begin RECORDS FOR PROCESSING

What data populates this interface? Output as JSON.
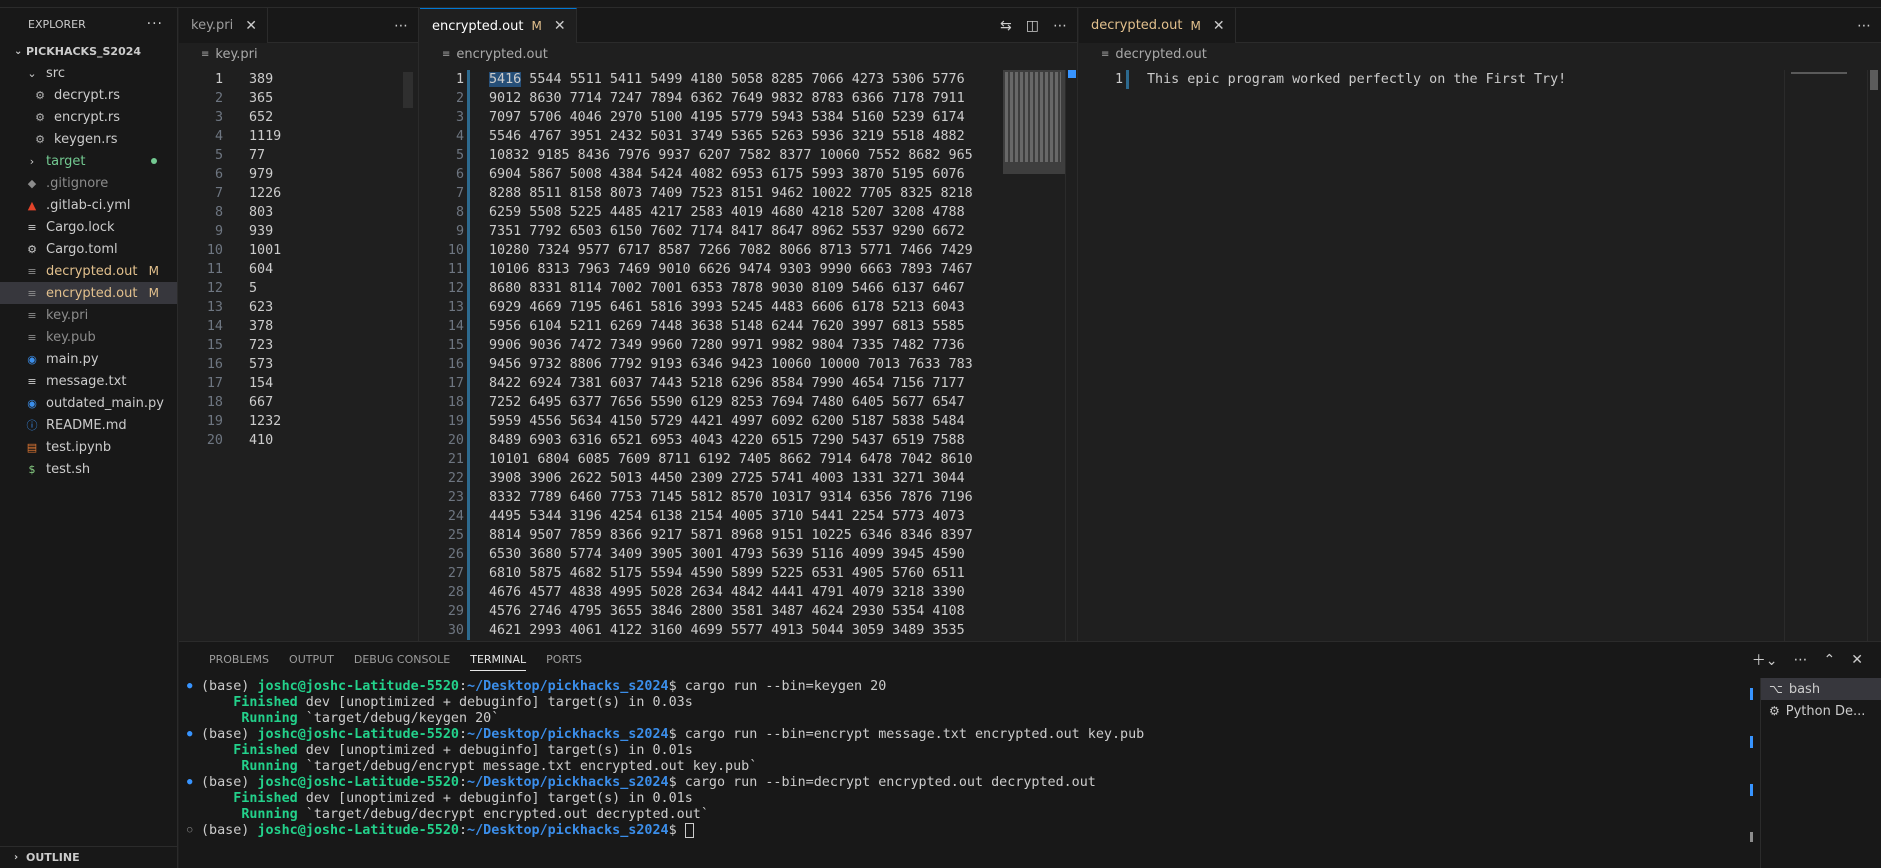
{
  "sidebar": {
    "title": "EXPLORER",
    "more": "···",
    "root": "PICKHACKS_S2024",
    "items": [
      {
        "label": "src",
        "kind": "folder-open",
        "indent": 1
      },
      {
        "label": "decrypt.rs",
        "kind": "rust",
        "indent": 2
      },
      {
        "label": "encrypt.rs",
        "kind": "rust",
        "indent": 2
      },
      {
        "label": "keygen.rs",
        "kind": "rust",
        "indent": 2
      },
      {
        "label": "target",
        "kind": "folder",
        "indent": 1
      },
      {
        "label": ".gitignore",
        "kind": "git",
        "indent": 1
      },
      {
        "label": ".gitlab-ci.yml",
        "kind": "gitlab",
        "indent": 1
      },
      {
        "label": "Cargo.lock",
        "kind": "lock",
        "indent": 1
      },
      {
        "label": "Cargo.toml",
        "kind": "gear",
        "indent": 1
      },
      {
        "label": "decrypted.out",
        "kind": "file",
        "indent": 1,
        "badge": "M"
      },
      {
        "label": "encrypted.out",
        "kind": "file",
        "indent": 1,
        "badge": "M"
      },
      {
        "label": "key.pri",
        "kind": "file",
        "indent": 1
      },
      {
        "label": "key.pub",
        "kind": "file",
        "indent": 1
      },
      {
        "label": "main.py",
        "kind": "python",
        "indent": 1
      },
      {
        "label": "message.txt",
        "kind": "text",
        "indent": 1
      },
      {
        "label": "outdated_main.py",
        "kind": "python",
        "indent": 1
      },
      {
        "label": "README.md",
        "kind": "info",
        "indent": 1
      },
      {
        "label": "test.ipynb",
        "kind": "notebook",
        "indent": 1
      },
      {
        "label": "test.sh",
        "kind": "shell",
        "indent": 1
      }
    ],
    "outline": "OUTLINE"
  },
  "editor1": {
    "tab": "key.pri",
    "breadcrumb": "key.pri",
    "lines": [
      "389",
      "365",
      "652",
      "1119",
      "77",
      "979",
      "1226",
      "803",
      "939",
      "1001",
      "604",
      "5",
      "623",
      "378",
      "723",
      "573",
      "154",
      "667",
      "1232",
      "410"
    ]
  },
  "editor2": {
    "tab": "encrypted.out",
    "tab_badge": "M",
    "breadcrumb": "encrypted.out",
    "lines": [
      "5416 5544 5511 5411 5499 4180 5058 8285 7066 4273 5306 5776",
      "9012 8630 7714 7247 7894 6362 7649 9832 8783 6366 7178 7911",
      "7097 5706 4046 2970 5100 4195 5779 5943 5384 5160 5239 6174",
      "5546 4767 3951 2432 5031 3749 5365 5263 5936 3219 5518 4882",
      "10832 9185 8436 7976 9937 6207 7582 8377 10060 7552 8682 965",
      "6904 5867 5008 4384 5424 4082 6953 6175 5993 3870 5195 6076",
      "8288 8511 8158 8073 7409 7523 8151 9462 10022 7705 8325 8218",
      "6259 5508 5225 4485 4217 2583 4019 4680 4218 5207 3208 4788",
      "7351 7792 6503 6150 7602 7174 8417 8647 8962 5537 9290 6672",
      "10280 7324 9577 6717 8587 7266 7082 8066 8713 5771 7466 7429",
      "10106 8313 7963 7469 9010 6626 9474 9303 9990 6663 7893 7467",
      "8680 8331 8114 7002 7001 6353 7878 9030 8109 5466 6137 6467",
      "6929 4669 7195 6461 5816 3993 5245 4483 6606 6178 5213 6043",
      "5956 6104 5211 6269 7448 3638 5148 6244 7620 3997 6813 5585",
      "9906 9036 7472 7349 9960 7280 9971 9982 9804 7335 7482 7736",
      "9456 9732 8806 7792 9193 6346 9423 10060 10000 7013 7633 783",
      "8422 6924 7381 6037 7443 5218 6296 8584 7990 4654 7156 7177",
      "7252 6495 6377 7656 5590 6129 8253 7694 7480 6405 5677 6547",
      "5959 4556 5634 4150 5729 4421 4997 6092 6200 5187 5838 5484",
      "8489 6903 6316 6521 6953 4043 4220 6515 7290 5437 6519 7588",
      "10101 6804 6085 7609 8711 6192 7405 8662 7914 6478 7042 8610",
      "3908 3906 2622 5013 4450 2309 2725 5741 4003 1331 3271 3044",
      "8332 7789 6460 7753 7145 5812 8570 10317 9314 6356 7876 7196",
      "4495 5344 3196 4254 6138 2154 4005 3710 5441 2254 5773 4073",
      "8814 9507 7859 8366 9217 5871 8968 9151 10225 6346 8346 8397",
      "6530 3680 5774 3409 3905 3001 4793 5639 5116 4099 3945 4590",
      "6810 5875 4682 5175 5594 4590 5899 5225 6531 4905 5760 6511",
      "4676 4577 4838 4995 5028 2634 4842 4441 4791 4079 3218 3390",
      "4576 2746 4795 3655 3846 2800 3581 3487 4624 2930 5354 4108",
      "4621 2993 4061 4122 3160 4699 5577 4913 5044 3059 3489 3535"
    ]
  },
  "editor3": {
    "tab": "decrypted.out",
    "tab_badge": "M",
    "breadcrumb": "decrypted.out",
    "lines": [
      "This epic program worked perfectly on the First Try!"
    ]
  },
  "panel": {
    "tabs": [
      "PROBLEMS",
      "OUTPUT",
      "DEBUG CONSOLE",
      "TERMINAL",
      "PORTS"
    ],
    "active_tab": "TERMINAL",
    "terminals": [
      "bash",
      "Python De..."
    ],
    "prompt_env": "(base)",
    "prompt_user": "joshc@joshc-Latitude-5520",
    "prompt_path": "~/Desktop/pickhacks_s2024",
    "cmd1": "cargo run --bin=keygen 20",
    "cmd2": "cargo run --bin=encrypt message.txt encrypted.out key.pub",
    "cmd3": "cargo run --bin=decrypt encrypted.out decrypted.out",
    "finished_word": "Finished",
    "running_word": "Running",
    "out1a": " dev [unoptimized + debuginfo] target(s) in 0.03s",
    "out1b": " `target/debug/keygen 20`",
    "out2a": " dev [unoptimized + debuginfo] target(s) in 0.01s",
    "out2b": " `target/debug/encrypt message.txt encrypted.out key.pub`",
    "out3a": " dev [unoptimized + debuginfo] target(s) in 0.01s",
    "out3b": " `target/debug/decrypt encrypted.out decrypted.out`"
  }
}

end RECORDS FOR PROCESSING

Skip the pictures, then retype every line above exactly.

What data populates this interface? Output as JSON.
{
  "sidebar": {
    "title": "EXPLORER",
    "more": "···",
    "root": "PICKHACKS_S2024",
    "items": [
      {
        "label": "src",
        "kind": "folder-open",
        "indent": 1
      },
      {
        "label": "decrypt.rs",
        "kind": "rust",
        "indent": 2
      },
      {
        "label": "encrypt.rs",
        "kind": "rust",
        "indent": 2
      },
      {
        "label": "keygen.rs",
        "kind": "rust",
        "indent": 2
      },
      {
        "label": "target",
        "kind": "folder",
        "indent": 1
      },
      {
        "label": ".gitignore",
        "kind": "git",
        "indent": 1
      },
      {
        "label": ".gitlab-ci.yml",
        "kind": "gitlab",
        "indent": 1
      },
      {
        "label": "Cargo.lock",
        "kind": "lock",
        "indent": 1
      },
      {
        "label": "Cargo.toml",
        "kind": "gear",
        "indent": 1
      },
      {
        "label": "decrypted.out",
        "kind": "file",
        "indent": 1,
        "badge": "M"
      },
      {
        "label": "encrypted.out",
        "kind": "file",
        "indent": 1,
        "badge": "M"
      },
      {
        "label": "key.pri",
        "kind": "file",
        "indent": 1
      },
      {
        "label": "key.pub",
        "kind": "file",
        "indent": 1
      },
      {
        "label": "main.py",
        "kind": "python",
        "indent": 1
      },
      {
        "label": "message.txt",
        "kind": "text",
        "indent": 1
      },
      {
        "label": "outdated_main.py",
        "kind": "python",
        "indent": 1
      },
      {
        "label": "README.md",
        "kind": "info",
        "indent": 1
      },
      {
        "label": "test.ipynb",
        "kind": "notebook",
        "indent": 1
      },
      {
        "label": "test.sh",
        "kind": "shell",
        "indent": 1
      }
    ],
    "outline": "OUTLINE"
  },
  "editor1": {
    "tab": "key.pri",
    "breadcrumb": "key.pri",
    "lines": [
      "389",
      "365",
      "652",
      "1119",
      "77",
      "979",
      "1226",
      "803",
      "939",
      "1001",
      "604",
      "5",
      "623",
      "378",
      "723",
      "573",
      "154",
      "667",
      "1232",
      "410"
    ]
  },
  "editor2": {
    "tab": "encrypted.out",
    "tab_badge": "M",
    "breadcrumb": "encrypted.out",
    "lines": [
      "5416 5544 5511 5411 5499 4180 5058 8285 7066 4273 5306 5776",
      "9012 8630 7714 7247 7894 6362 7649 9832 8783 6366 7178 7911",
      "7097 5706 4046 2970 5100 4195 5779 5943 5384 5160 5239 6174",
      "5546 4767 3951 2432 5031 3749 5365 5263 5936 3219 5518 4882",
      "10832 9185 8436 7976 9937 6207 7582 8377 10060 7552 8682 965",
      "6904 5867 5008 4384 5424 4082 6953 6175 5993 3870 5195 6076",
      "8288 8511 8158 8073 7409 7523 8151 9462 10022 7705 8325 8218",
      "6259 5508 5225 4485 4217 2583 4019 4680 4218 5207 3208 4788",
      "7351 7792 6503 6150 7602 7174 8417 8647 8962 5537 9290 6672",
      "10280 7324 9577 6717 8587 7266 7082 8066 8713 5771 7466 7429",
      "10106 8313 7963 7469 9010 6626 9474 9303 9990 6663 7893 7467",
      "8680 8331 8114 7002 7001 6353 7878 9030 8109 5466 6137 6467",
      "6929 4669 7195 6461 5816 3993 5245 4483 6606 6178 5213 6043",
      "5956 6104 5211 6269 7448 3638 5148 6244 7620 3997 6813 5585",
      "9906 9036 7472 7349 9960 7280 9971 9982 9804 7335 7482 7736",
      "9456 9732 8806 7792 9193 6346 9423 10060 10000 7013 7633 783",
      "8422 6924 7381 6037 7443 5218 6296 8584 7990 4654 7156 7177",
      "7252 6495 6377 7656 5590 6129 8253 7694 7480 6405 5677 6547",
      "5959 4556 5634 4150 5729 4421 4997 6092 6200 5187 5838 5484",
      "8489 6903 6316 6521 6953 4043 4220 6515 7290 5437 6519 7588",
      "10101 6804 6085 7609 8711 6192 7405 8662 7914 6478 7042 8610",
      "3908 3906 2622 5013 4450 2309 2725 5741 4003 1331 3271 3044",
      "8332 7789 6460 7753 7145 5812 8570 10317 9314 6356 7876 7196",
      "4495 5344 3196 4254 6138 2154 4005 3710 5441 2254 5773 4073",
      "8814 9507 7859 8366 9217 5871 8968 9151 10225 6346 8346 8397",
      "6530 3680 5774 3409 3905 3001 4793 5639 5116 4099 3945 4590",
      "6810 5875 4682 5175 5594 4590 5899 5225 6531 4905 5760 6511",
      "4676 4577 4838 4995 5028 2634 4842 4441 4791 4079 3218 3390",
      "4576 2746 4795 3655 3846 2800 3581 3487 4624 2930 5354 4108",
      "4621 2993 4061 4122 3160 4699 5577 4913 5044 3059 3489 3535"
    ]
  },
  "editor3": {
    "tab": "decrypted.out",
    "tab_badge": "M",
    "breadcrumb": "decrypted.out",
    "lines": [
      "This epic program worked perfectly on the First Try!"
    ]
  },
  "panel": {
    "tabs": [
      "PROBLEMS",
      "OUTPUT",
      "DEBUG CONSOLE",
      "TERMINAL",
      "PORTS"
    ],
    "active_tab": "TERMINAL",
    "terminals": [
      "bash",
      "Python De..."
    ],
    "prompt_env": "(base)",
    "prompt_user": "joshc@joshc-Latitude-5520",
    "prompt_path": "~/Desktop/pickhacks_s2024",
    "cmd1": "cargo run --bin=keygen 20",
    "cmd2": "cargo run --bin=encrypt message.txt encrypted.out key.pub",
    "cmd3": "cargo run --bin=decrypt encrypted.out decrypted.out",
    "finished_word": "Finished",
    "running_word": "Running",
    "out1a": " dev [unoptimized + debuginfo] target(s) in 0.03s",
    "out1b": " `target/debug/keygen 20`",
    "out2a": " dev [unoptimized + debuginfo] target(s) in 0.01s",
    "out2b": " `target/debug/encrypt message.txt encrypted.out key.pub`",
    "out3a": " dev [unoptimized + debuginfo] target(s) in 0.01s",
    "out3b": " `target/debug/decrypt encrypted.out decrypted.out`"
  }
}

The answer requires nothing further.